Copy all lines of the listing that include the string "exist".

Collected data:

** Start **

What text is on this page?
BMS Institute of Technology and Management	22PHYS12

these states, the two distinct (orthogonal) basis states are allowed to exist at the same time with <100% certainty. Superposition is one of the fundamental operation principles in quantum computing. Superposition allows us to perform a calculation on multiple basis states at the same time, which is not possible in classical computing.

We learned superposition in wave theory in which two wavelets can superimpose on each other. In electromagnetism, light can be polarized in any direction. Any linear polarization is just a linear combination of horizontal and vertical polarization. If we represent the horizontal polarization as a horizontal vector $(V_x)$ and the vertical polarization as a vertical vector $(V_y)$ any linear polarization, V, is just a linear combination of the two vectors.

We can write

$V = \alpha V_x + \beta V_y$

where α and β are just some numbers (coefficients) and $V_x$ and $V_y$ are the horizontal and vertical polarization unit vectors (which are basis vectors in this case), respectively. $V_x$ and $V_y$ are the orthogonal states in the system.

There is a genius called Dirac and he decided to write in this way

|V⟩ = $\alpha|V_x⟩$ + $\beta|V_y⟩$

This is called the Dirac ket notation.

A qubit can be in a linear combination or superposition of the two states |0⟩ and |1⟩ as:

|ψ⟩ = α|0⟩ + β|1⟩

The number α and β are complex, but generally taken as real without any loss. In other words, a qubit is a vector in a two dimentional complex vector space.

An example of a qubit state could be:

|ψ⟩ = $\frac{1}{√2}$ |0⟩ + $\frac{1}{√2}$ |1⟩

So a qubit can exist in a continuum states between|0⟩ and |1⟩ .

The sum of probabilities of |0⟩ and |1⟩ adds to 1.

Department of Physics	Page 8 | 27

** End **

◆ **TASK RESULT**
these states, the two distinct (orthogonal) basis states are allowed to exist at the same time with <100% certainty. Superposition is one of the fundamental operation principles in quantum computing. Superposition allows us to perform a calculation on multiple basis states at the same time, which is not possible in classical computing.
So a qubit can exist in a continuum states between|0⟩ and |1⟩ .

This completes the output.